Task to complete:
Repeat the whole listing exactly as written.

A run of records:
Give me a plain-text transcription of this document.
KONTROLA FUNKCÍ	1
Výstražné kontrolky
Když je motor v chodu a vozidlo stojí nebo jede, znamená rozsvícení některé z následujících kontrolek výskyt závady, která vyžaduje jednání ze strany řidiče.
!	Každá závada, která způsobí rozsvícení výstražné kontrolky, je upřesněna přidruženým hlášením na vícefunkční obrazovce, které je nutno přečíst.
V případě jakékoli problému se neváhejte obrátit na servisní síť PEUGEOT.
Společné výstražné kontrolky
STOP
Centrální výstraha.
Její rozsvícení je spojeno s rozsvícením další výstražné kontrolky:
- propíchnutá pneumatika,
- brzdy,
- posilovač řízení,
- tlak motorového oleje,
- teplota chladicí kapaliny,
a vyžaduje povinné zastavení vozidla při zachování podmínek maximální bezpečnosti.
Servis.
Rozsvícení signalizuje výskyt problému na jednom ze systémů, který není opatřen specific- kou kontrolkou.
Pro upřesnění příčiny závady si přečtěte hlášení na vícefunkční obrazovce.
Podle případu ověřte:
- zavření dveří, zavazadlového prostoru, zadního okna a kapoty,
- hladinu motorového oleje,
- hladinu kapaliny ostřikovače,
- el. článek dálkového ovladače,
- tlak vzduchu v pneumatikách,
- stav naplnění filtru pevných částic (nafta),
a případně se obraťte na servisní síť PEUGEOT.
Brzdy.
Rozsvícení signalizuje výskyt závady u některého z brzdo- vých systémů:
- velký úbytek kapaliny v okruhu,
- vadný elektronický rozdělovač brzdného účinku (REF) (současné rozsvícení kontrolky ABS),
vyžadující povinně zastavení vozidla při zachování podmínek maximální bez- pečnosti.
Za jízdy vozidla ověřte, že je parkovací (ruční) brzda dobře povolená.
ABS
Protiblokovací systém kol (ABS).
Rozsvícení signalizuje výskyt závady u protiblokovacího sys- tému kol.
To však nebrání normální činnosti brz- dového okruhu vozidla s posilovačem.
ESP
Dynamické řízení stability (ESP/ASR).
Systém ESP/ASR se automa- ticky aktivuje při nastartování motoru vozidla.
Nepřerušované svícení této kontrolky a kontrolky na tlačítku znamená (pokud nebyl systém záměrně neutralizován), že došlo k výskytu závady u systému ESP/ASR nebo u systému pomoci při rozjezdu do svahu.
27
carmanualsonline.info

Reply:
Give me a plain-text transcription of this document.
KONTROLA FUNKCÍ	1
Výstražné kontrolky
Když je motor v chodu a vozidlo stojí nebo jede, znamená rozsvícení některé z následujících kontrolek výskyt závady, která vyžaduje jednání ze strany řidiče.
!	Každá závada, která způsobí rozsvícení výstražné kontrolky, je upřesněna přidruženým hlášením na vícefunkční obrazovce, které je nutno přečíst.
V případě jakékoli problému se neváhejte obrátit na servisní síť PEUGEOT.
Společné výstražné kontrolky
STOP
Centrální výstraha.
Její rozsvícení je spojeno s rozsvícením další výstražné kontrolky:
- propíchnutá pneumatika,
- brzdy,
- posilovač řízení,
- tlak motorového oleje,
- teplota chladicí kapaliny,
a vyžaduje povinné zastavení vozidla při zachování podmínek maximální bezpečnosti.
Servis.
Rozsvícení signalizuje výskyt problému na jednom ze systémů, který není opatřen specific- kou kontrolkou.
Pro upřesnění příčiny závady si přečtěte hlášení na vícefunkční obrazovce.
Podle případu ověřte:
- zavření dveří, zavazadlového prostoru, zadního okna a kapoty,
- hladinu motorového oleje,
- hladinu kapaliny ostřikovače,
- el. článek dálkového ovladače,
- tlak vzduchu v pneumatikách,
- stav naplnění filtru pevných částic (nafta),
a případně se obraťte na servisní síť PEUGEOT.
Brzdy.
Rozsvícení signalizuje výskyt závady u některého z brzdo- vých systémů:
- velký úbytek kapaliny v okruhu,
- vadný elektronický rozdělovač brzdného účinku (REF) (současné rozsvícení kontrolky ABS),
vyžadující povinně zastavení vozidla při zachování podmínek maximální bez- pečnosti.
Za jízdy vozidla ověřte, že je parkovací (ruční) brzda dobře povolená.
ABS
Protiblokovací systém kol (ABS).
Rozsvícení signalizuje výskyt závady u protiblokovacího sys- tému kol.
To však nebrání normální činnosti brz- dového okruhu vozidla s posilovačem.
ESP
Dynamické řízení stability (ESP/ASR).
Systém ESP/ASR se automa- ticky aktivuje při nastartování motoru vozidla.
Nepřerušované svícení této kontrolky a kontrolky na tlačítku znamená (pokud nebyl systém záměrně neutralizován), že došlo k výskytu závady u systému ESP/ASR nebo u systému pomoci při rozjezdu do svahu.
27
carmanualsonline.info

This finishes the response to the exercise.